Your objective: Output every line below as an item in a JSON list of strings, one string per line, omitting blank lines.
================
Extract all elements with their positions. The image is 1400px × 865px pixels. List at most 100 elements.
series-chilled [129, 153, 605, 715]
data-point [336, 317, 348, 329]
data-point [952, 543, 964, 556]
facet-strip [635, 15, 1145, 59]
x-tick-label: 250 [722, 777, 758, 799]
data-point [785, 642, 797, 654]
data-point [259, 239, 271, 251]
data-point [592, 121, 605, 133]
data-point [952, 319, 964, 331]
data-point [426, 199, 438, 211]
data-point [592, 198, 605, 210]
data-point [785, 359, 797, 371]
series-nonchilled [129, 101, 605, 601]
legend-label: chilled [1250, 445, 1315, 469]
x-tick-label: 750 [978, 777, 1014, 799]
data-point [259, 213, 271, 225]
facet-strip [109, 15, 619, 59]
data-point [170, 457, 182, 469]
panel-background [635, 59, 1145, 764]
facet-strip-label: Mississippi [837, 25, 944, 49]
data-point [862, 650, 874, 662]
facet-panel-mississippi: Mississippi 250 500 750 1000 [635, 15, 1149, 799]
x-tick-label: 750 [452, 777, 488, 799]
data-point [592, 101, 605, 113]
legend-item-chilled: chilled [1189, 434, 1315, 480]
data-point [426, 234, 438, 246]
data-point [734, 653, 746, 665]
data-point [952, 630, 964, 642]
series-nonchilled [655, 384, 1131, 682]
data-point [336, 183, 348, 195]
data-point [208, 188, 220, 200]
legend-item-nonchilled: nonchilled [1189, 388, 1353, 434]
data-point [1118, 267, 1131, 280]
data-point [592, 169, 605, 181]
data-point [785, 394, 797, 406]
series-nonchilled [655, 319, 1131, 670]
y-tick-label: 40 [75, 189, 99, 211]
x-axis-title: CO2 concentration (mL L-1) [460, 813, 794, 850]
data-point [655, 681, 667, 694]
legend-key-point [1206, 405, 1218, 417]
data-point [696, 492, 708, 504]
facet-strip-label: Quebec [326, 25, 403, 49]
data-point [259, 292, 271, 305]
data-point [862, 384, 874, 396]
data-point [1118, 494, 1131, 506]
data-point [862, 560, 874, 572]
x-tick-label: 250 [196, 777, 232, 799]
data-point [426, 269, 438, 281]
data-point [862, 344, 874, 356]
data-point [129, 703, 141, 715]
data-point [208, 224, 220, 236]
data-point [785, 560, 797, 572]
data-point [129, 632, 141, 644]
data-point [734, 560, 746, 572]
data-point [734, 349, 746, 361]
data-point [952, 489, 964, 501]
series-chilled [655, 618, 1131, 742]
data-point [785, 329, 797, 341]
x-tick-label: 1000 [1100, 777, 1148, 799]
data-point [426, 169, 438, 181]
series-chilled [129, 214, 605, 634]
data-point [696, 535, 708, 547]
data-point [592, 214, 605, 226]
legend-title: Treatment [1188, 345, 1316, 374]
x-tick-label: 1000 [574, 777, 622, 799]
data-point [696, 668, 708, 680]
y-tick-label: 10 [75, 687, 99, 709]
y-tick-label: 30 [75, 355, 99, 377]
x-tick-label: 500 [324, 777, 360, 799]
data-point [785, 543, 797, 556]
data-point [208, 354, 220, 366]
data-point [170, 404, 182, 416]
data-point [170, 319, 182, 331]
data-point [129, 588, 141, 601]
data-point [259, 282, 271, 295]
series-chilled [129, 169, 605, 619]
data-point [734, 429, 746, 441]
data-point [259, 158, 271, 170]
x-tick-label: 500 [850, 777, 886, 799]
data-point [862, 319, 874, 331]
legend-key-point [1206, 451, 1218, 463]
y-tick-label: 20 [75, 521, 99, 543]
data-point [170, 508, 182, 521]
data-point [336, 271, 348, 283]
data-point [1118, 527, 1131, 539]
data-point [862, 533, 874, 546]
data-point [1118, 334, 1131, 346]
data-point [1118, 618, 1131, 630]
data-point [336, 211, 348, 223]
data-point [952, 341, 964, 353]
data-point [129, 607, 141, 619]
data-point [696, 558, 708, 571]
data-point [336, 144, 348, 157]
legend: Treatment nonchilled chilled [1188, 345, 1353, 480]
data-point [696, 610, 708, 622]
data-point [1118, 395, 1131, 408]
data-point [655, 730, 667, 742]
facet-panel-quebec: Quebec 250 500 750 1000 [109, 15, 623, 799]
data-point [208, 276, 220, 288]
================
Finished exercise:
[
  "Extract all elements with their positions. The image is 1400px × 865px pixels. List at most 100 elements.",
  "series-chilled [129, 153, 605, 715]",
  "data-point [336, 317, 348, 329]",
  "data-point [952, 543, 964, 556]",
  "facet-strip [635, 15, 1145, 59]",
  "x-tick-label: 250 [722, 777, 758, 799]",
  "data-point [785, 642, 797, 654]",
  "data-point [259, 239, 271, 251]",
  "data-point [592, 121, 605, 133]",
  "data-point [952, 319, 964, 331]",
  "data-point [426, 199, 438, 211]",
  "data-point [592, 198, 605, 210]",
  "data-point [785, 359, 797, 371]",
  "series-nonchilled [129, 101, 605, 601]",
  "legend-label: chilled [1250, 445, 1315, 469]",
  "x-tick-label: 750 [978, 777, 1014, 799]",
  "data-point [259, 213, 271, 225]",
  "facet-strip [109, 15, 619, 59]",
  "data-point [170, 457, 182, 469]",
  "panel-background [635, 59, 1145, 764]",
  "facet-strip-label: Mississippi [837, 25, 944, 49]",
  "data-point [862, 650, 874, 662]",
  "facet-panel-mississippi: Mississippi 250 500 750 1000 [635, 15, 1149, 799]",
  "x-tick-label: 750 [452, 777, 488, 799]",
  "data-point [592, 101, 605, 113]",
  "legend-item-chilled: chilled [1189, 434, 1315, 480]",
  "data-point [426, 234, 438, 246]",
  "data-point [734, 653, 746, 665]",
  "data-point [952, 630, 964, 642]",
  "series-nonchilled [655, 384, 1131, 682]",
  "data-point [336, 183, 348, 195]",
  "data-point [208, 188, 220, 200]",
  "legend-item-nonchilled: nonchilled [1189, 388, 1353, 434]",
  "data-point [1118, 267, 1131, 280]",
  "data-point [592, 169, 605, 181]",
  "data-point [785, 394, 797, 406]",
  "series-nonchilled [655, 319, 1131, 670]",
  "y-tick-label: 40 [75, 189, 99, 211]",
  "x-axis-title: CO2 concentration (mL L-1) [460, 813, 794, 850]",
  "data-point [655, 681, 667, 694]",
  "legend-key-point [1206, 405, 1218, 417]",
  "data-point [696, 492, 708, 504]",
  "facet-strip-label: Quebec [326, 25, 403, 49]",
  "data-point [259, 292, 271, 305]",
  "data-point [862, 384, 874, 396]",
  "data-point [1118, 494, 1131, 506]",
  "data-point [862, 560, 874, 572]",
  "x-tick-label: 250 [196, 777, 232, 799]",
  "data-point [426, 269, 438, 281]",
  "data-point [862, 344, 874, 356]",
  "data-point [129, 703, 141, 715]",
  "data-point [208, 224, 220, 236]",
  "data-point [785, 560, 797, 572]",
  "data-point [129, 632, 141, 644]",
  "data-point [734, 560, 746, 572]",
  "data-point [734, 349, 746, 361]",
  "data-point [952, 489, 964, 501]",
  "series-chilled [655, 618, 1131, 742]",
  "data-point [785, 329, 797, 341]",
  "x-tick-label: 1000 [1100, 777, 1148, 799]",
  "data-point [426, 169, 438, 181]",
  "series-chilled [129, 214, 605, 634]",
  "data-point [696, 535, 708, 547]",
  "data-point [592, 214, 605, 226]",
  "legend-title: Treatment [1188, 345, 1316, 374]",
  "x-tick-label: 1000 [574, 777, 622, 799]",
  "data-point [696, 668, 708, 680]",
  "y-tick-label: 10 [75, 687, 99, 709]",
  "y-tick-label: 30 [75, 355, 99, 377]",
  "x-tick-label: 500 [324, 777, 360, 799]",
  "data-point [785, 543, 797, 556]",
  "data-point [208, 354, 220, 366]",
  "data-point [170, 404, 182, 416]",
  "data-point [170, 319, 182, 331]",
  "data-point [129, 588, 141, 601]",
  "data-point [259, 282, 271, 295]",
  "series-chilled [129, 169, 605, 619]",
  "data-point [734, 429, 746, 441]",
  "data-point [259, 158, 271, 170]",
  "x-tick-label: 500 [850, 777, 886, 799]",
  "data-point [862, 319, 874, 331]",
  "legend-key-point [1206, 451, 1218, 463]",
  "y-tick-label: 20 [75, 521, 99, 543]",
  "data-point [170, 508, 182, 521]",
  "data-point [336, 271, 348, 283]",
  "data-point [1118, 527, 1131, 539]",
  "data-point [862, 533, 874, 546]",
  "data-point [1118, 334, 1131, 346]",
  "data-point [1118, 618, 1131, 630]",
  "data-point [336, 211, 348, 223]",
  "data-point [952, 341, 964, 353]",
  "data-point [129, 607, 141, 619]",
  "data-point [696, 558, 708, 571]",
  "data-point [336, 144, 348, 157]",
  "legend: Treatment nonchilled chilled [1188, 345, 1353, 480]",
  "data-point [696, 610, 708, 622]",
  "data-point [1118, 395, 1131, 408]",
  "data-point [655, 730, 667, 742]",
  "facet-panel-quebec: Quebec 250 500 750 1000 [109, 15, 623, 799]",
  "data-point [208, 276, 220, 288]"
]